● Requirements:
Find every line in the records that holds the string "from". Copy each one.

Stored data:
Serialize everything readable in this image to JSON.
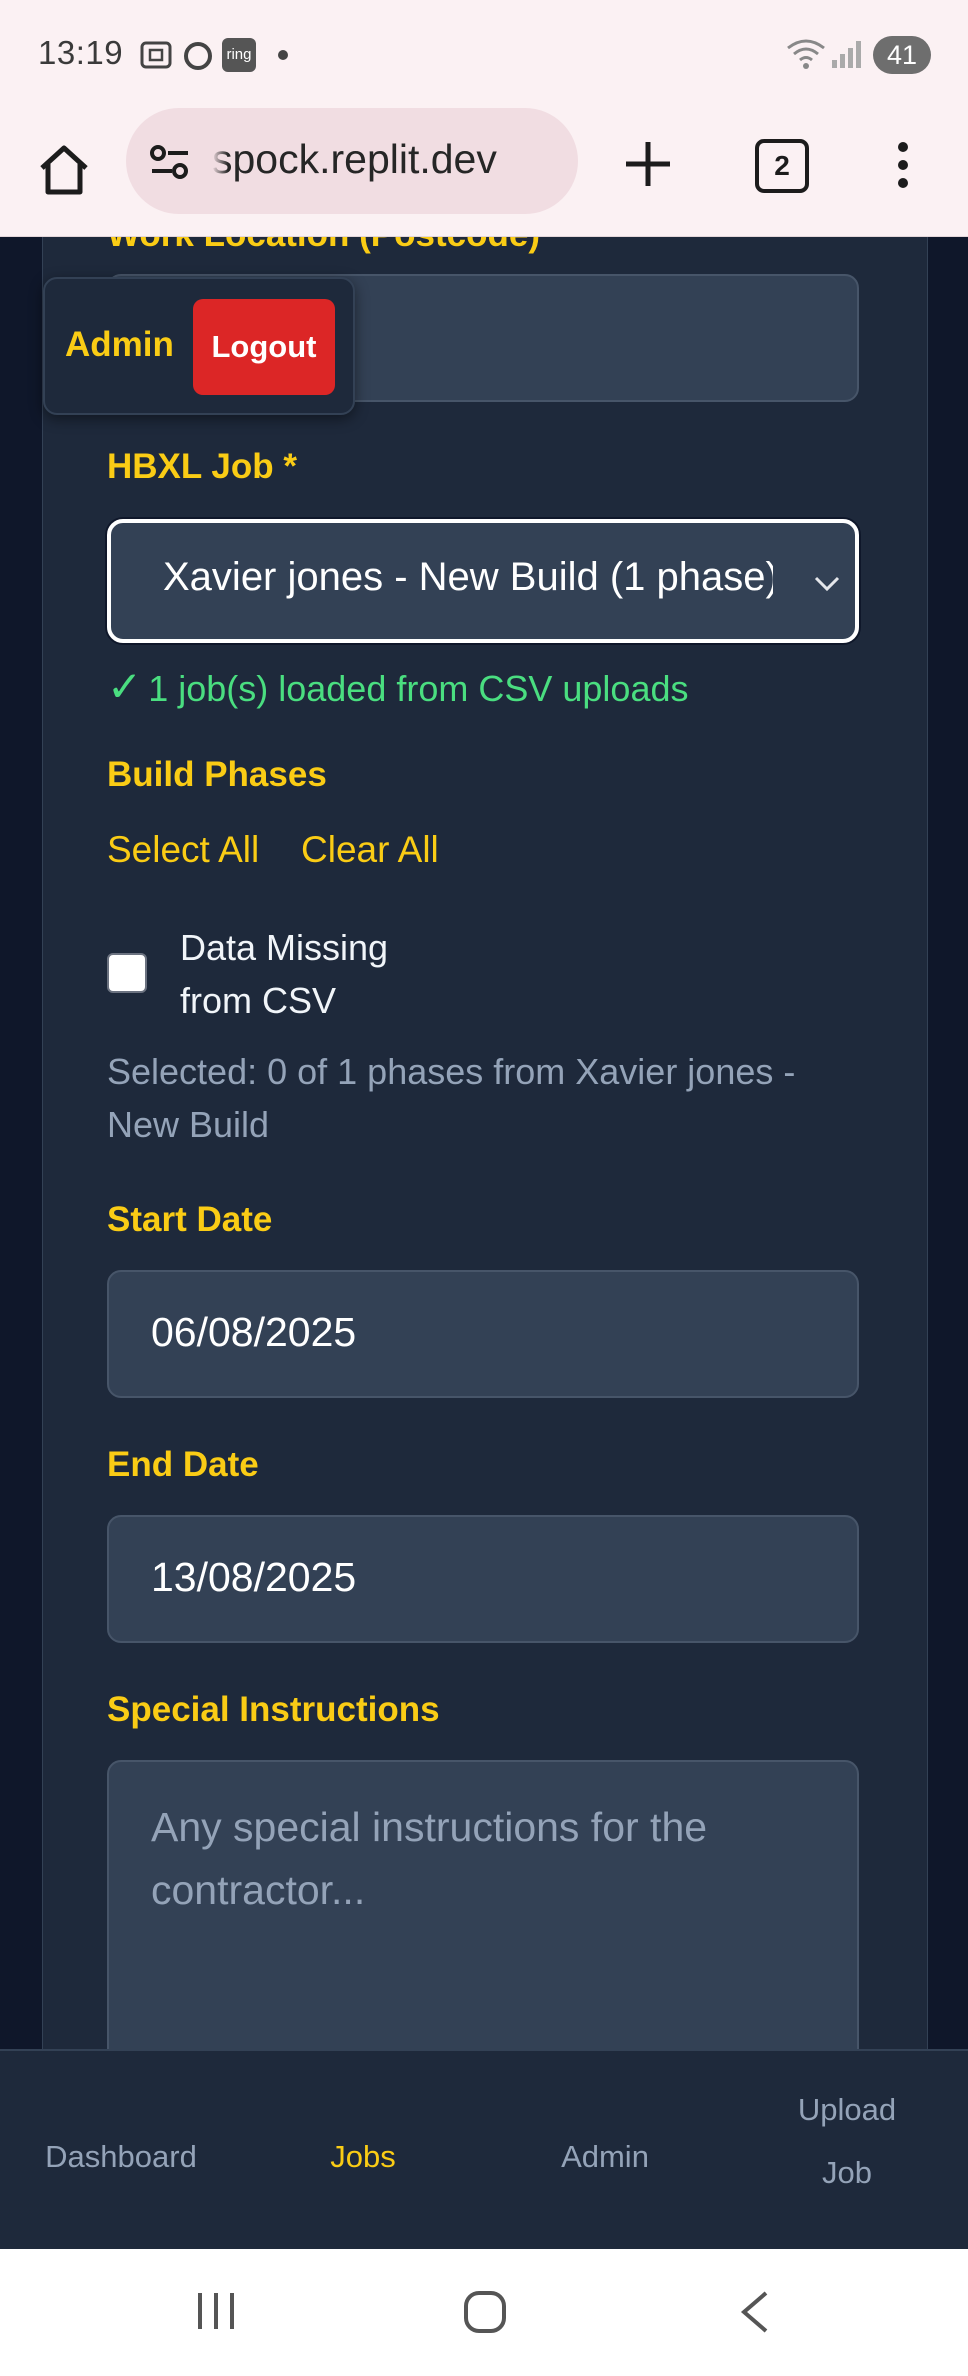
{
  "status_bar": {
    "time": "13:19",
    "notification_icons": [
      "screenshot-icon",
      "circle-app-icon",
      "ring-app-icon",
      "dot-icon"
    ],
    "ring_label": "ring",
    "battery": "41"
  },
  "browser": {
    "url": "spock.replit.dev",
    "tab_count": "2"
  },
  "admin_bar": {
    "role_label": "Admin",
    "logout_label": "Logout"
  },
  "form": {
    "cut_label": "Work Location (Postcode)",
    "hbxl_job": {
      "label": "HBXL Job *",
      "selected_value": "Xavier jones - New Build (1 phase)",
      "success_check": "✓",
      "success_text": "1 job(s) loaded from CSV uploads"
    },
    "build_phases": {
      "label": "Build Phases",
      "select_all": "Select All",
      "clear_all": "Clear All",
      "phases": [
        {
          "label": "Data Missing from CSV",
          "checked": false
        }
      ],
      "selected_summary": "Selected: 0 of 1 phases from Xavier jones - New Build"
    },
    "start_date": {
      "label": "Start Date",
      "value": "06/08/2025"
    },
    "end_date": {
      "label": "End Date",
      "value": "13/08/2025"
    },
    "special_instructions": {
      "label": "Special Instructions",
      "placeholder": "Any special instructions for the contractor..."
    }
  },
  "bottom_nav": {
    "items": [
      {
        "label": "Dashboard",
        "active": false
      },
      {
        "label": "Jobs",
        "active": true
      },
      {
        "label": "Admin",
        "active": false
      },
      {
        "label": "Upload Job",
        "active": false
      }
    ]
  },
  "colors": {
    "accent": "#facc15",
    "success": "#4ade80",
    "danger": "#dc2626",
    "card_bg": "#1e293b",
    "field_bg": "#334155"
  }
}
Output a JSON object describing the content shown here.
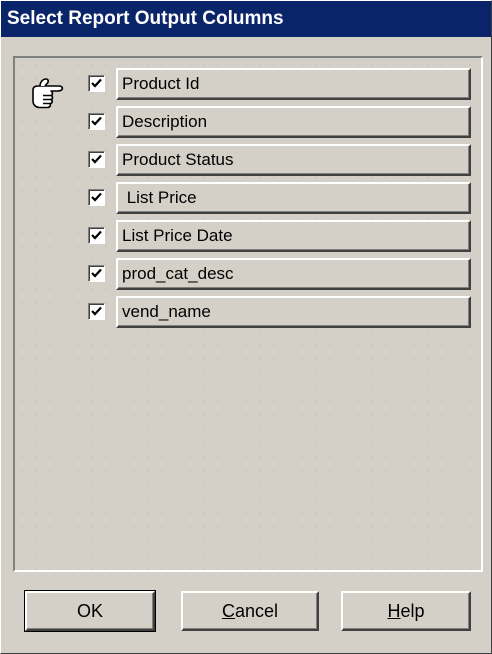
{
  "window": {
    "title": "Select Report Output Columns"
  },
  "pointer": {
    "icon": "pointing-hand-icon"
  },
  "columns": [
    {
      "label": "Product Id",
      "checked": true
    },
    {
      "label": "Description",
      "checked": true
    },
    {
      "label": "Product Status",
      "checked": true
    },
    {
      "label": " List Price",
      "checked": true
    },
    {
      "label": "List Price Date",
      "checked": true
    },
    {
      "label": "prod_cat_desc",
      "checked": true
    },
    {
      "label": "vend_name",
      "checked": true
    }
  ],
  "buttons": {
    "ok": "OK",
    "cancel": {
      "mnemonic": "C",
      "rest": "ancel"
    },
    "help": {
      "mnemonic": "H",
      "rest": "elp"
    }
  },
  "colors": {
    "titlebar": "#0a246a",
    "face": "#d4d0c8"
  }
}
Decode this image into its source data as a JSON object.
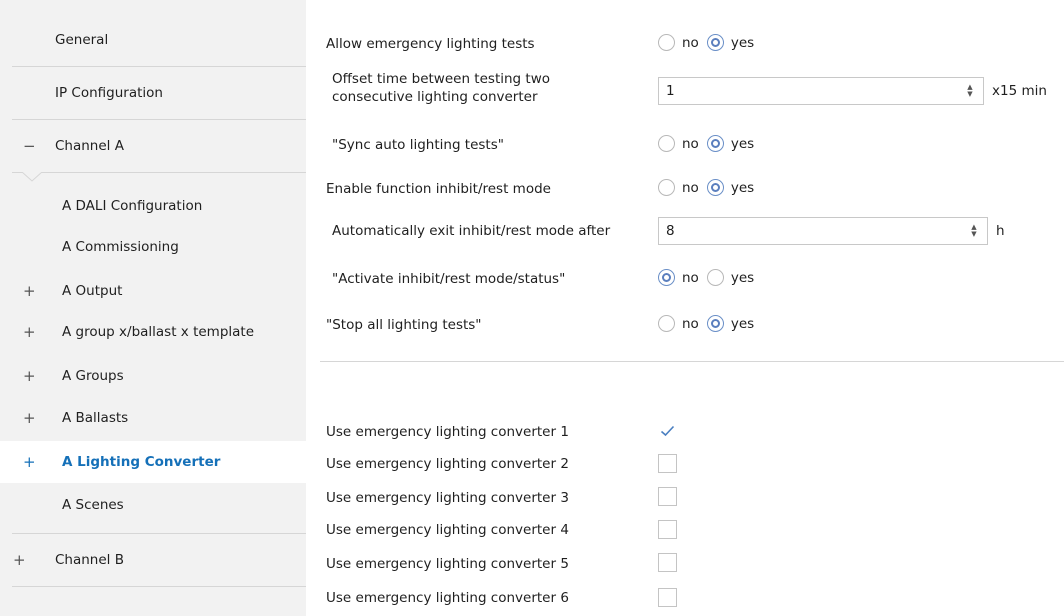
{
  "sidebar": {
    "general": "General",
    "ip_configuration": "IP Configuration",
    "channel_a": {
      "toggle": "−",
      "label": "Channel A"
    },
    "a_dali_configuration": "A DALI Configuration",
    "a_commissioning": "A Commissioning",
    "a_output": {
      "toggle": "+",
      "label": "A Output"
    },
    "a_group_template": {
      "toggle": "+",
      "label": "A group x/ballast x template"
    },
    "a_groups": {
      "toggle": "+",
      "label": "A Groups"
    },
    "a_ballasts": {
      "toggle": "+",
      "label": "A Ballasts"
    },
    "a_lighting_converter": {
      "toggle": "+",
      "label": "A Lighting Converter"
    },
    "a_scenes": "A Scenes",
    "channel_b": {
      "toggle": "+",
      "label": "Channel B"
    }
  },
  "main": {
    "allow_tests": {
      "label": "Allow emergency lighting tests",
      "no": "no",
      "yes": "yes",
      "selected": "yes"
    },
    "offset_time": {
      "label_line1": "Offset time between testing two",
      "label_line2": "consecutive lighting converter",
      "value": "1",
      "unit": "x15 min"
    },
    "sync_auto": {
      "label": "\"Sync auto lighting tests\"",
      "no": "no",
      "yes": "yes",
      "selected": "yes"
    },
    "enable_inhibit": {
      "label": "Enable function inhibit/rest mode",
      "no": "no",
      "yes": "yes",
      "selected": "yes"
    },
    "auto_exit": {
      "label": "Automatically exit inhibit/rest mode after",
      "value": "8",
      "unit": "h"
    },
    "activate_inhibit": {
      "label": "\"Activate inhibit/rest mode/status\"",
      "no": "no",
      "yes": "yes",
      "selected": "no"
    },
    "stop_all": {
      "label": "\"Stop all lighting tests\"",
      "no": "no",
      "yes": "yes",
      "selected": "yes"
    },
    "converters": [
      {
        "label": "Use emergency lighting converter 1",
        "checked": true
      },
      {
        "label": "Use emergency lighting converter 2",
        "checked": false
      },
      {
        "label": "Use emergency lighting converter 3",
        "checked": false
      },
      {
        "label": "Use emergency lighting converter 4",
        "checked": false
      },
      {
        "label": "Use emergency lighting converter 5",
        "checked": false
      },
      {
        "label": "Use emergency lighting converter 6",
        "checked": false
      }
    ]
  },
  "colors": {
    "accent": "#1570b8",
    "sidebar_bg": "#f2f2f2",
    "radio_accent": "#5b7fbe",
    "check": "#4a7fc1"
  }
}
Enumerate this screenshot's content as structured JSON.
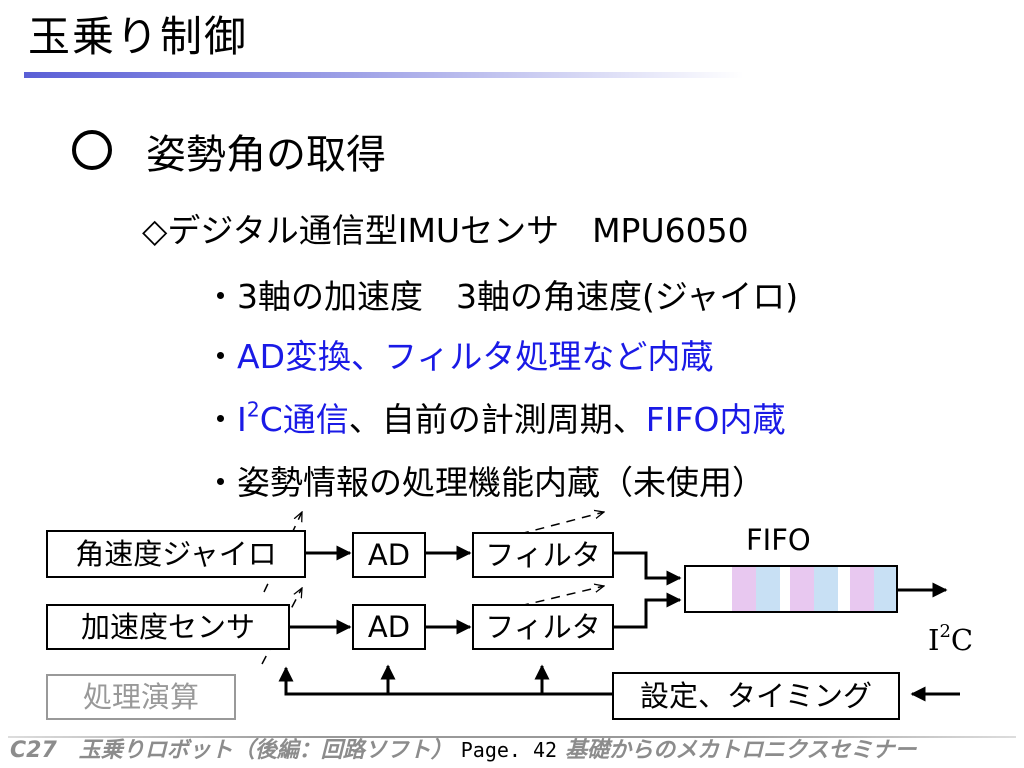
{
  "slide": {
    "title": "玉乗り制御",
    "heading": "姿勢角の取得",
    "subheading": "◇デジタル通信型IMUセンサ　MPU6050",
    "bullets": [
      {
        "parts": [
          "・3軸の加速度　3軸の角速度(ジャイロ)"
        ]
      },
      {
        "parts": [
          "・",
          "AD変換、フィルタ処理など内蔵"
        ]
      },
      {
        "parts": [
          "・",
          "I",
          "2",
          "C通信",
          "、自前の計測周期、",
          "FIFO内蔵"
        ]
      },
      {
        "parts": [
          "・姿勢情報の処理機能内蔵（未使用）"
        ]
      }
    ]
  },
  "diagram": {
    "gyro_label": "角速度ジャイロ",
    "accel_label": "加速度センサ",
    "ad_label": "AD",
    "filter_label": "フィルタ",
    "fifo_label": "FIFO",
    "i2c_base": "I",
    "i2c_sup": "2",
    "i2c_end": "C",
    "settings_label": "設定、タイミング",
    "processing_label": "処理演算",
    "fifo_cells": [
      "#e8c8f0",
      "#c8e0f4",
      "#e8c8f0",
      "#c8e0f4",
      "#e8c8f0",
      "#c8e0f4"
    ]
  },
  "footer": {
    "left": "C27　玉乗りロボット（後編：回路ソフト）",
    "page": "Page. 42",
    "right": "基礎からのメカトロニクスセミナー"
  },
  "colors": {
    "text": "#000000",
    "accent_blue": "#1a1ae6",
    "title_rule": "#5a5fd6",
    "disabled_grey": "#999999",
    "footer_grey": "#8c8c8c"
  }
}
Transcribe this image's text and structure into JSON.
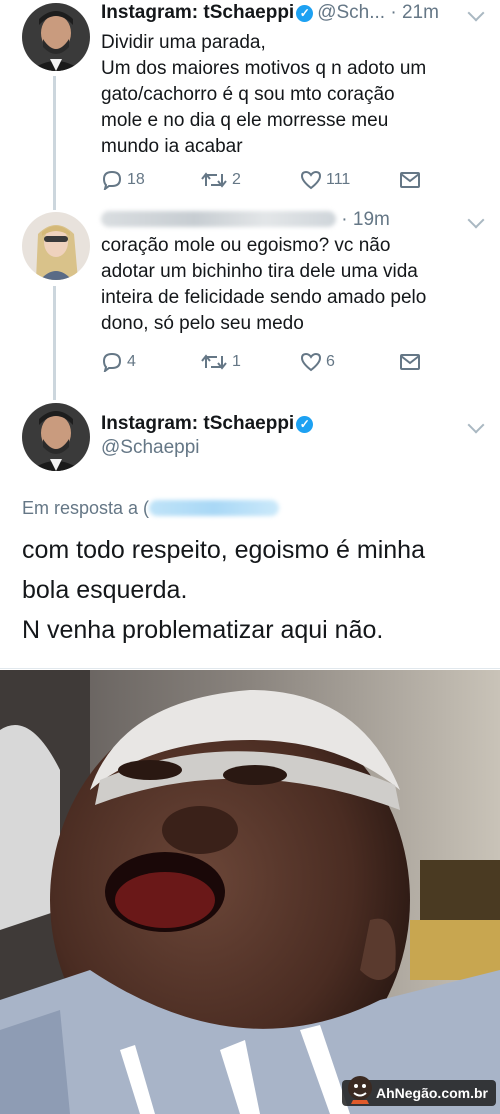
{
  "tweet1": {
    "name": "Instagram: tSchaeppi",
    "handle_time": "@Sch... · 21m",
    "lines": [
      "Dividir uma parada,",
      "Um dos maiores motivos q n adoto um",
      "gato/cachorro é q sou mto coração",
      "mole e no dia q ele morresse meu",
      "mundo ia acabar"
    ],
    "replies": "18",
    "retweets": "2",
    "likes": "111"
  },
  "tweet2": {
    "time": "· 19m",
    "lines": [
      "coração mole ou egoismo? vc não",
      "adotar um bichinho tira dele uma vida",
      "inteira de felicidade sendo amado pelo",
      "dono, só pelo seu medo"
    ],
    "replies": "4",
    "retweets": "1",
    "likes": "6"
  },
  "tweet3": {
    "name": "Instagram: tSchaeppi",
    "handle": "@Schaeppi",
    "reply_prefix": "Em resposta a (",
    "lines": [
      "com todo respeito, egoismo é minha",
      "bola esquerda.",
      "N venha problematizar aqui não."
    ]
  },
  "watermark": {
    "text": "AhNegão.com.br"
  },
  "colors": {
    "verified": "#1da1f2",
    "muted": "#657786",
    "line": "#ccd6dd"
  },
  "icons": [
    "verified-icon",
    "reply-icon",
    "retweet-icon",
    "like-icon",
    "dm-icon",
    "chevron-down-icon"
  ]
}
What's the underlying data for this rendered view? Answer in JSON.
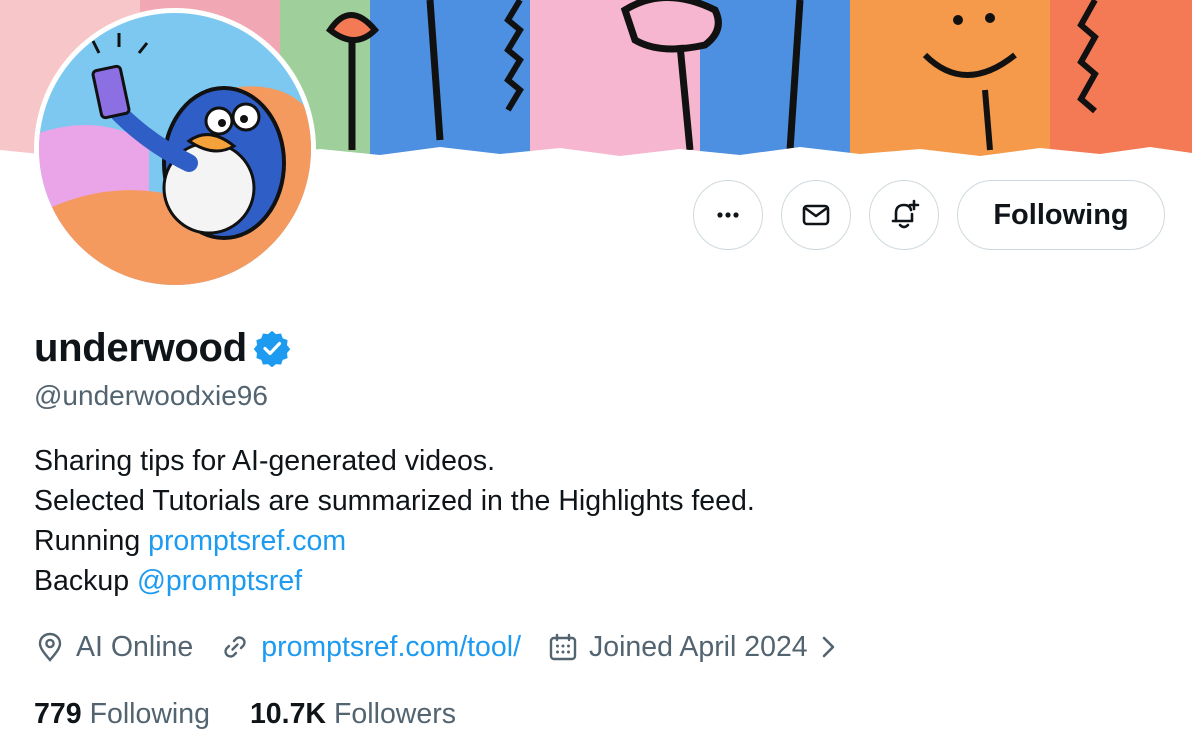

● Worked solution:
      "success_text": "1 job(s) loaded from CSV uploads"
          "label": "Data Missing from CSV",
      "selected_summary": "Selected: 0 of 1 phases from Xavier jones - New Build"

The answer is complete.